____ EXTRAIT DU DOCUMENT
Il faut être capable de reconnaître quand nos critiques tombent. Il faut avoir l’humilité de l’admettre : hier soir, TVA Sports a livré la meilleure télédiffusion de son histoire.
Oui, tu as bien lu. Dans ce Québec où la critique est souvent plus facile que l’éloge, où les mauvaises habitudes de TVA Sports avaient créé une décennie d’exaspération, nous voilà aujourd’hui forcés, avec respect et admiration, de saluer ce que Louis-Philippe Neveu et son équipe viennent d’accomplir.
On a tellement été durs avec eux. On a ridiculisé leurs gaffes. On a dénoncé leur traitement de l’information, leur ton enfantin, leur faible souci du détail.
On a ri, parfois à gorge déployée, de ce qu’était devenu un réseau qui aspirait un jour à concurrencer RDS, mais qui semblait coincé dans une ligue de garage.
Mais aujourd’hui, ce n’est plus juste du mieux : c’est une commotion télévisuelle.
Hier soir, pour la première fois depuis la création de TVA Sports, on a eu l’impression de regarder un match de séries éliminatoires sur un vrai réseau national.
________
▶ **TRAVAIL À FAIRE**
1) Dans le texte sur TVA Sports, quel nom est donné à la personne qui, avec son équipe, a accompli la télédiffusion saluée ?
2) Prolongez le texte sur TVA Sports à la suite de sa dernière phrase.
____ MATÉRIEL FOURNI
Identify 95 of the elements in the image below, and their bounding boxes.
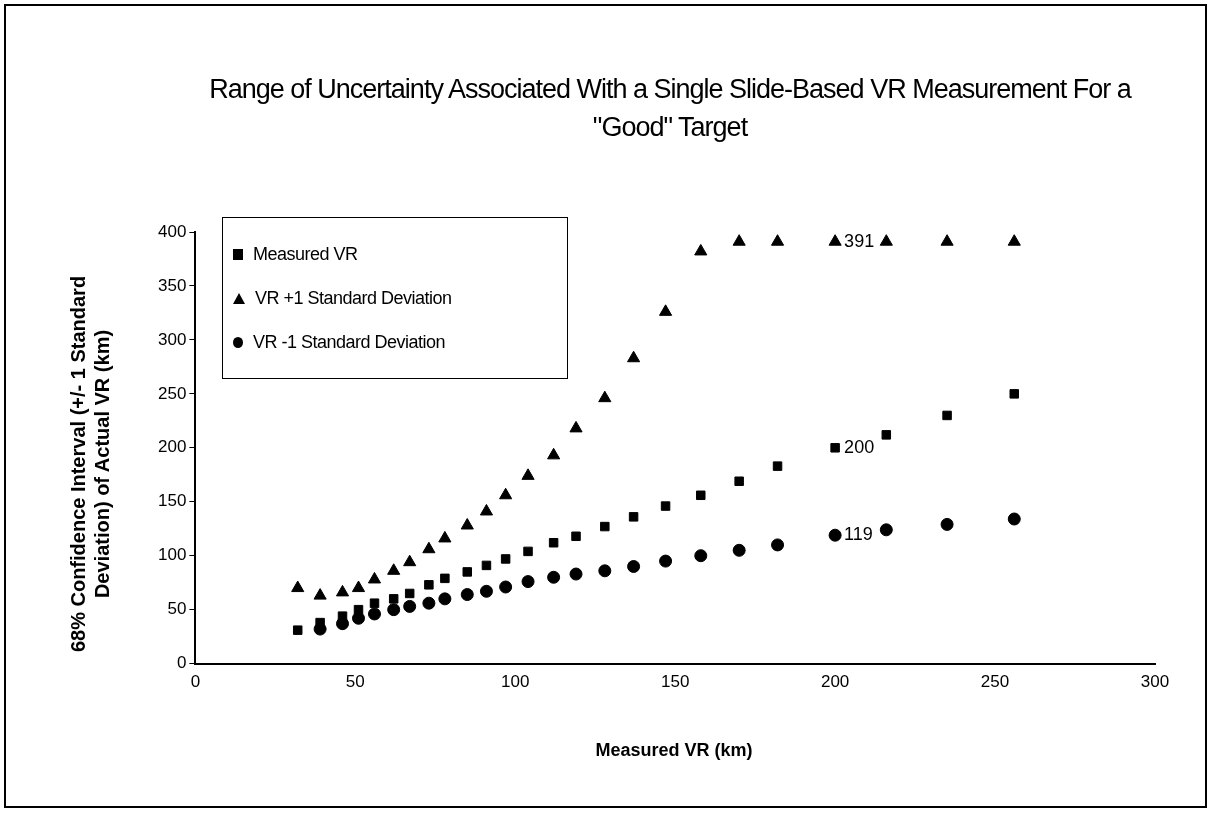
________
▶ **RÉSULTATS**
1) Louis-Philippe Neveu

2)
Louis-Philippe Neveu, le patron de TVA Sports, mérite tout le crédit. Dans un contexte où Québecor vit des heures sombres, où la menace d’un démantèlement plane sur le réseau, où les licenciements massifs sont devenus une habitude plutôt qu’une surprise, il a réussi l’impossible : rallier ses troupes, recentrer sa mission, et livrer du contenu digne des grandes ligues.
C’était intense. C’était serré. C’était vivant.
Renaud Lavoie, d’abord, a prouvé qu'il peut être pertinent. Son émotion, son indignation sentie, sa colère contre les arbitres n’étaient pas de la caricature.
Non, c’était exactement ce qu’on attend d’un analyste en séries. Peut-être qu’en saison régulière, on le trouve parfois “quétaine”, peut-être qu’on l’accuse d’en faire trop.
Mais en séries, cette intensité est une bénédiction. C’est cette rage authentique, ce patriotisme sportif qui fait qu’on vit le hockey au Québec d’une façon que nul autre endroit sur Terre ne peut comprendre.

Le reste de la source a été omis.